* INSTRUCTIONS TO FOLLOW *
Could you write out every entry exactly as it stands?

***** RECORDS *****

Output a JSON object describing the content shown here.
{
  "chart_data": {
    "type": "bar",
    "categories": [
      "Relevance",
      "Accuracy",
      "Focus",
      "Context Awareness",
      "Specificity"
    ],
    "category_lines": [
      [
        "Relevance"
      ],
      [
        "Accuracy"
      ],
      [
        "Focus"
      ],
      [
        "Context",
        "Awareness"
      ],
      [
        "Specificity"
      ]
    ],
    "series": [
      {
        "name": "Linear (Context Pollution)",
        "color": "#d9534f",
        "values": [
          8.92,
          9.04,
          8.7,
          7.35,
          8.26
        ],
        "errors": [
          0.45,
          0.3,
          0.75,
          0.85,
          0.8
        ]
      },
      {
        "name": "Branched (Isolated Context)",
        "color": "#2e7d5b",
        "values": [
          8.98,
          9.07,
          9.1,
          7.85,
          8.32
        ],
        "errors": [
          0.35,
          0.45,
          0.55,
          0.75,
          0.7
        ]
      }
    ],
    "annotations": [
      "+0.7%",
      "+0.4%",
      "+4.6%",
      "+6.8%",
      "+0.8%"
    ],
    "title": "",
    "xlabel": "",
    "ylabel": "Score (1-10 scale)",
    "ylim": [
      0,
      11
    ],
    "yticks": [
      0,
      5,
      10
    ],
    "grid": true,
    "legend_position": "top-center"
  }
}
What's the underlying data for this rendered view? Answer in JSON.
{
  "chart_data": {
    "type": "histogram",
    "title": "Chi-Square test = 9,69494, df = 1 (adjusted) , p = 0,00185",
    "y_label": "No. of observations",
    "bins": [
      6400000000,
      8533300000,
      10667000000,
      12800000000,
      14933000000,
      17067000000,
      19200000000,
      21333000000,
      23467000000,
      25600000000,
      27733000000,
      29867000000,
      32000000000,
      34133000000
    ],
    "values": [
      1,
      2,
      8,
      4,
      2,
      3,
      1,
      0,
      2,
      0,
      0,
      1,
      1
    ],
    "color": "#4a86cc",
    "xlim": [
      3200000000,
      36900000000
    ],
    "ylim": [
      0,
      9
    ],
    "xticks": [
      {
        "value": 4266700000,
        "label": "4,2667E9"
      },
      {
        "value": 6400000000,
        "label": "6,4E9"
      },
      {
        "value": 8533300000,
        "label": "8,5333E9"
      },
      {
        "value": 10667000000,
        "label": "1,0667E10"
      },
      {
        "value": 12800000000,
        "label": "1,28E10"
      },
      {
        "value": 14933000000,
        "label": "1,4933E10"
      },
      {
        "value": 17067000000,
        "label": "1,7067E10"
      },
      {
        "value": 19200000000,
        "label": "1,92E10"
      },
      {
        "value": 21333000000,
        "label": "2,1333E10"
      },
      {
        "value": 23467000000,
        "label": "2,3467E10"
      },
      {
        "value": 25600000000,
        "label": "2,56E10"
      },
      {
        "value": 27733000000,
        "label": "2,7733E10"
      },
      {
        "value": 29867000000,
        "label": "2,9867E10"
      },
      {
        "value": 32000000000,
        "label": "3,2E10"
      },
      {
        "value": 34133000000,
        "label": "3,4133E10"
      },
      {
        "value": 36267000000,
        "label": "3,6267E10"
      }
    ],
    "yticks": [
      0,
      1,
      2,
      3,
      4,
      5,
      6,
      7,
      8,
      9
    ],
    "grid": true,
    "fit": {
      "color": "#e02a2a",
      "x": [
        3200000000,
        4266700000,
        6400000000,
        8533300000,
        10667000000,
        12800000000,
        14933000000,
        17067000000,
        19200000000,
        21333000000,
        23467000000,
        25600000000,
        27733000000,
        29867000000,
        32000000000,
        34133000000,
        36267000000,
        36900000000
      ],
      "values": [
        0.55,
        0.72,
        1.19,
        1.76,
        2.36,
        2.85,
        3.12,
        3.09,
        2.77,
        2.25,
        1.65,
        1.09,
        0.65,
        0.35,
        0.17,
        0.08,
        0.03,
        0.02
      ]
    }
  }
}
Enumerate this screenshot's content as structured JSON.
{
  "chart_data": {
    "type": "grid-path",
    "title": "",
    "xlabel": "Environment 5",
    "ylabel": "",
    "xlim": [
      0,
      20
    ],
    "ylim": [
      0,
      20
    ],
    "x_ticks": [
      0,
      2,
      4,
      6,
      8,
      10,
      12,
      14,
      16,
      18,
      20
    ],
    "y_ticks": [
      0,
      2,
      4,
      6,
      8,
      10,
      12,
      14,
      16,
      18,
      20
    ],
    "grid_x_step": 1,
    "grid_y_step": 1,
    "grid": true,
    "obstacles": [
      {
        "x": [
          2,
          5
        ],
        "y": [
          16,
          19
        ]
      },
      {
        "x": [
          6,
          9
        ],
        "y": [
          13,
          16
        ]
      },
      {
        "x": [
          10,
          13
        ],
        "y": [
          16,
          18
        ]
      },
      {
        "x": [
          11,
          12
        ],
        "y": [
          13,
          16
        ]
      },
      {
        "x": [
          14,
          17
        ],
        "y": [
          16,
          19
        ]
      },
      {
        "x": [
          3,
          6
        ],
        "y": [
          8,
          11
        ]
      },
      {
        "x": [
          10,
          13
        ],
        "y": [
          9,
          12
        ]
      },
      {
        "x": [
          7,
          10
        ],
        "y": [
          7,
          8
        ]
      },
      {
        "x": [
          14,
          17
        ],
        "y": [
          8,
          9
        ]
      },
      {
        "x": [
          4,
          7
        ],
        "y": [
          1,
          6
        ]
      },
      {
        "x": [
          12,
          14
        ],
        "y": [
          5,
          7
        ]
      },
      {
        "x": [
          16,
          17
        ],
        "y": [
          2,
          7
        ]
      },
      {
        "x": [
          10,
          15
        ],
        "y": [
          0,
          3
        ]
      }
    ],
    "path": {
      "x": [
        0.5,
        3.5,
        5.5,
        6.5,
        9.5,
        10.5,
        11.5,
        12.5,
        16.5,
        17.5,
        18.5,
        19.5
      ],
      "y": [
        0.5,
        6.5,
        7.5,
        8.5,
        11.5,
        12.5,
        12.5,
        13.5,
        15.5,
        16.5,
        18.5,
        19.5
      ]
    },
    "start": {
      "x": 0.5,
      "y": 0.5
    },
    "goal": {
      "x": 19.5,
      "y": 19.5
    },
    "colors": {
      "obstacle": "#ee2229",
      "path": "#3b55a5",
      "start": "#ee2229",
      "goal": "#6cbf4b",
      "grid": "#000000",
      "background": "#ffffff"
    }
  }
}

*****

* SOLUTION FOR THIS TASK *
Output a JSON object describing the content shown here.
{
  "chart_data": {
    "type": "bar",
    "categories": [
      "Relevance",
      "Accuracy",
      "Focus",
      "Context Awareness",
      "Specificity"
    ],
    "category_lines": [
      [
        "Relevance"
      ],
      [
        "Accuracy"
      ],
      [
        "Focus"
      ],
      [
        "Context",
        "Awareness"
      ],
      [
        "Specificity"
      ]
    ],
    "series": [
      {
        "name": "Linear (Context Pollution)",
        "color": "#d9534f",
        "values": [
          8.92,
          9.04,
          8.7,
          7.35,
          8.26
        ],
        "errors": [
          0.45,
          0.3,
          0.75,
          0.85,
          0.8
        ]
      },
      {
        "name": "Branched (Isolated Context)",
        "color": "#2e7d5b",
        "values": [
          8.98,
          9.07,
          9.1,
          7.85,
          8.32
        ],
        "errors": [
          0.35,
          0.45,
          0.55,
          0.75,
          0.7
        ]
      }
    ],
    "annotations": [
      "+0.7%",
      "+0.4%",
      "+4.6%",
      "+6.8%",
      "+0.8%"
    ],
    "title": "",
    "xlabel": "",
    "ylabel": "Score (1-10 scale)",
    "ylim": [
      0,
      11
    ],
    "yticks": [
      0,
      5,
      10
    ],
    "grid": true,
    "legend_position": "top-center"
  }
}
What's the underlying data for this rendered view? Answer in JSON.
{
  "chart_data": {
    "type": "histogram",
    "title": "Chi-Square test = 9,69494, df = 1 (adjusted) , p = 0,00185",
    "y_label": "No. of observations",
    "bins": [
      6400000000,
      8533300000,
      10667000000,
      12800000000,
      14933000000,
      17067000000,
      19200000000,
      21333000000,
      23467000000,
      25600000000,
      27733000000,
      29867000000,
      32000000000,
      34133000000
    ],
    "values": [
      1,
      2,
      8,
      4,
      2,
      3,
      1,
      0,
      2,
      0,
      0,
      1,
      1
    ],
    "color": "#4a86cc",
    "xlim": [
      3200000000,
      36900000000
    ],
    "ylim": [
      0,
      9
    ],
    "xticks": [
      {
        "value": 4266700000,
        "label": "4,2667E9"
      },
      {
        "value": 6400000000,
        "label": "6,4E9"
      },
      {
        "value": 8533300000,
        "label": "8,5333E9"
      },
      {
        "value": 10667000000,
        "label": "1,0667E10"
      },
      {
        "value": 12800000000,
        "label": "1,28E10"
      },
      {
        "value": 14933000000,
        "label": "1,4933E10"
      },
      {
        "value": 17067000000,
        "label": "1,7067E10"
      },
      {
        "value": 19200000000,
        "label": "1,92E10"
      },
      {
        "value": 21333000000,
        "label": "2,1333E10"
      },
      {
        "value": 23467000000,
        "label": "2,3467E10"
      },
      {
        "value": 25600000000,
        "label": "2,56E10"
      },
      {
        "value": 27733000000,
        "label": "2,7733E10"
      },
      {
        "value": 29867000000,
        "label": "2,9867E10"
      },
      {
        "value": 32000000000,
        "label": "3,2E10"
      },
      {
        "value": 34133000000,
        "label": "3,4133E10"
      },
      {
        "value": 36267000000,
        "label": "3,6267E10"
      }
    ],
    "yticks": [
      0,
      1,
      2,
      3,
      4,
      5,
      6,
      7,
      8,
      9
    ],
    "grid": true,
    "fit": {
      "color": "#e02a2a",
      "x": [
        3200000000,
        4266700000,
        6400000000,
        8533300000,
        10667000000,
        12800000000,
        14933000000,
        17067000000,
        19200000000,
        21333000000,
        23467000000,
        25600000000,
        27733000000,
        29867000000,
        32000000000,
        34133000000,
        36267000000,
        36900000000
      ],
      "values": [
        0.55,
        0.72,
        1.19,
        1.76,
        2.36,
        2.85,
        3.12,
        3.09,
        2.77,
        2.25,
        1.65,
        1.09,
        0.65,
        0.35,
        0.17,
        0.08,
        0.03,
        0.02
      ]
    }
  }
}
Enumerate this screenshot's content as structured JSON.
{
  "chart_data": {
    "type": "grid-path",
    "title": "",
    "xlabel": "Environment 5",
    "ylabel": "",
    "xlim": [
      0,
      20
    ],
    "ylim": [
      0,
      20
    ],
    "x_ticks": [
      0,
      2,
      4,
      6,
      8,
      10,
      12,
      14,
      16,
      18,
      20
    ],
    "y_ticks": [
      0,
      2,
      4,
      6,
      8,
      10,
      12,
      14,
      16,
      18,
      20
    ],
    "grid_x_step": 1,
    "grid_y_step": 1,
    "grid": true,
    "obstacles": [
      {
        "x": [
          2,
          5
        ],
        "y": [
          16,
          19
        ]
      },
      {
        "x": [
          6,
          9
        ],
        "y": [
          13,
          16
        ]
      },
      {
        "x": [
          10,
          13
        ],
        "y": [
          16,
          18
        ]
      },
      {
        "x": [
          11,
          12
        ],
        "y": [
          13,
          16
        ]
      },
      {
        "x": [
          14,
          17
        ],
        "y": [
          16,
          19
        ]
      },
      {
        "x": [
          3,
          6
        ],
        "y": [
          8,
          11
        ]
      },
      {
        "x": [
          10,
          13
        ],
        "y": [
          9,
          12
        ]
      },
      {
        "x": [
          7,
          10
        ],
        "y": [
          7,
          8
        ]
      },
      {
        "x": [
          14,
          17
        ],
        "y": [
          8,
          9
        ]
      },
      {
        "x": [
          4,
          7
        ],
        "y": [
          1,
          6
        ]
      },
      {
        "x": [
          12,
          14
        ],
        "y": [
          5,
          7
        ]
      },
      {
        "x": [
          16,
          17
        ],
        "y": [
          2,
          7
        ]
      },
      {
        "x": [
          10,
          15
        ],
        "y": [
          0,
          3
        ]
      }
    ],
    "path": {
      "x": [
        0.5,
        3.5,
        5.5,
        6.5,
        9.5,
        10.5,
        11.5,
        12.5,
        16.5,
        17.5,
        18.5,
        19.5
      ],
      "y": [
        0.5,
        6.5,
        7.5,
        8.5,
        11.5,
        12.5,
        12.5,
        13.5,
        15.5,
        16.5,
        18.5,
        19.5
      ]
    },
    "start": {
      "x": 0.5,
      "y": 0.5
    },
    "goal": {
      "x": 19.5,
      "y": 19.5
    },
    "colors": {
      "obstacle": "#ee2229",
      "path": "#3b55a5",
      "start": "#ee2229",
      "goal": "#6cbf4b",
      "grid": "#000000",
      "background": "#ffffff"
    }
  }
}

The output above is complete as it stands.